## Given instruction:
Images do not belong in the copy. Retype all the entries below exactly.

— START —

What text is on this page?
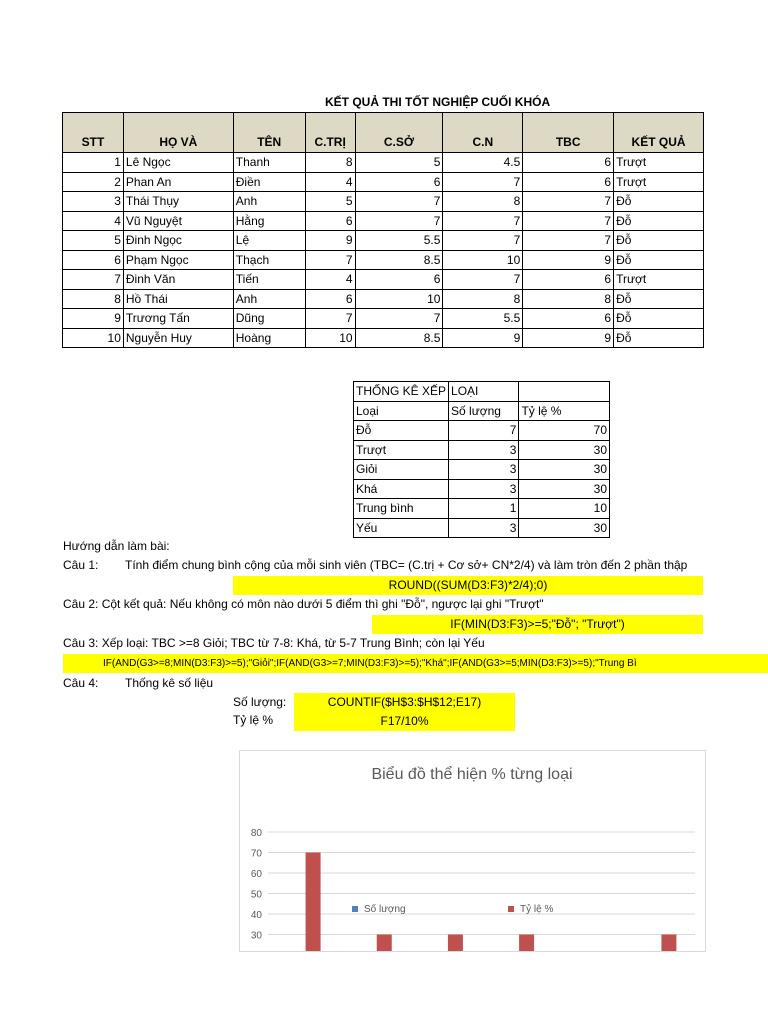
KẾT QUẢ THI TỐT NGHIỆP CUỐI KHÓA
STT	HỌ VÀ	TÊN	C.TRỊ	C.SỞ	C.N	TBC	KẾT QUẢ
1	Lê Ngọc	Thanh	8	5	4.5	6	Trượt
2	Phan An	Điền	4	6	7	6	Trượt
3	Thái Thụy	Anh	5	7	8	7	Đỗ
4	Vũ Nguyệt	Hằng	6	7	7	7	Đỗ
5	Đinh Ngọc	Lệ	9	5.5	7	7	Đỗ
6	Phạm Ngọc	Thạch	7	8.5	10	9	Đỗ
7	Đinh Văn	Tiến	4	6	7	6	Trượt
8	Hồ Thái	Anh	6	10	8	8	Đỗ
9	Trương Tấn	Dũng	7	7	5.5	6	Đỗ
10	Nguyễn Huy	Hoàng	10	8.5	9	9	Đỗ
THỐNG KÊ XẾP	LOẠI	
Loại	Số lượng	Tỷ lệ %
Đỗ	7	70
Trượt	3	30
Giỏi	3	30
Khá	3	30
Trung bình	1	10
Yếu	3	30
Hướng dẫn làm bài:
Câu 1: Tính điểm chung bình cộng của mỗi sinh viên (TBC= (C.trị + Cơ sở+ CN*2/4) và làm tròn đến 2 phần thập
ROUND((SUM(D3:F3)*2/4);0)
Câu 2: Cột kết quả: Nếu không có môn nào dưới 5 điểm thì ghi "Đỗ", ngược lại ghi "Trượt"
IF(MIN(D3:F3)>=5;"Đỗ"; "Trượt")
Câu 3: Xếp loại: TBC >=8 Giỏi; TBC từ 7-8: Khá, từ 5-7 Trung Bình; còn lại Yếu
IF(AND(G3>=8;MIN(D3:F3)>=5);"Giỏi";IF(AND(G3>=7;MIN(D3:F3)>=5);"Khá";IF(AND(G3>=5;MIN(D3:F3)>=5);"Trung Bì
Câu 4: Thống kê số liệu
Số lượng:	COUNTIF($H$3:$H$12;E17)
Tỷ lệ %	F17/10%
Biểu đồ thể hiện % từng loại
80
70
60
50
40
30
Số lượng	Tỷ lệ %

— END —

## Exercise answer:
What text is on this page?
KẾT QUẢ THI TỐT NGHIỆP CUỐI KHÓA
STT	HỌ VÀ	TÊN	C.TRỊ	C.SỞ	C.N	TBC	KẾT QUẢ
1	Lê Ngọc	Thanh	8	5	4.5	6	Trượt
2	Phan An	Điền	4	6	7	6	Trượt
3	Thái Thụy	Anh	5	7	8	7	Đỗ
4	Vũ Nguyệt	Hằng	6	7	7	7	Đỗ
5	Đinh Ngọc	Lệ	9	5.5	7	7	Đỗ
6	Phạm Ngọc	Thạch	7	8.5	10	9	Đỗ
7	Đinh Văn	Tiến	4	6	7	6	Trượt
8	Hồ Thái	Anh	6	10	8	8	Đỗ
9	Trương Tấn	Dũng	7	7	5.5	6	Đỗ
10	Nguyễn Huy	Hoàng	10	8.5	9	9	Đỗ
THỐNG KÊ XẾP	LOẠI	
Loại	Số lượng	Tỷ lệ %
Đỗ	7	70
Trượt	3	30
Giỏi	3	30
Khá	3	30
Trung bình	1	10
Yếu	3	30
Hướng dẫn làm bài:
Câu 1: Tính điểm chung bình cộng của mỗi sinh viên (TBC= (C.trị + Cơ sở+ CN*2/4) và làm tròn đến 2 phần thập
ROUND((SUM(D3:F3)*2/4);0)
Câu 2: Cột kết quả: Nếu không có môn nào dưới 5 điểm thì ghi "Đỗ", ngược lại ghi "Trượt"
IF(MIN(D3:F3)>=5;"Đỗ"; "Trượt")
Câu 3: Xếp loại: TBC >=8 Giỏi; TBC từ 7-8: Khá, từ 5-7 Trung Bình; còn lại Yếu
IF(AND(G3>=8;MIN(D3:F3)>=5);"Giỏi";IF(AND(G3>=7;MIN(D3:F3)>=5);"Khá";IF(AND(G3>=5;MIN(D3:F3)>=5);"Trung Bì
Câu 4: Thống kê số liệu
Số lượng:	COUNTIF($H$3:$H$12;E17)
Tỷ lệ %	F17/10%
Biểu đồ thể hiện % từng loại
80
70
60
50
40
30
Số lượng	Tỷ lệ %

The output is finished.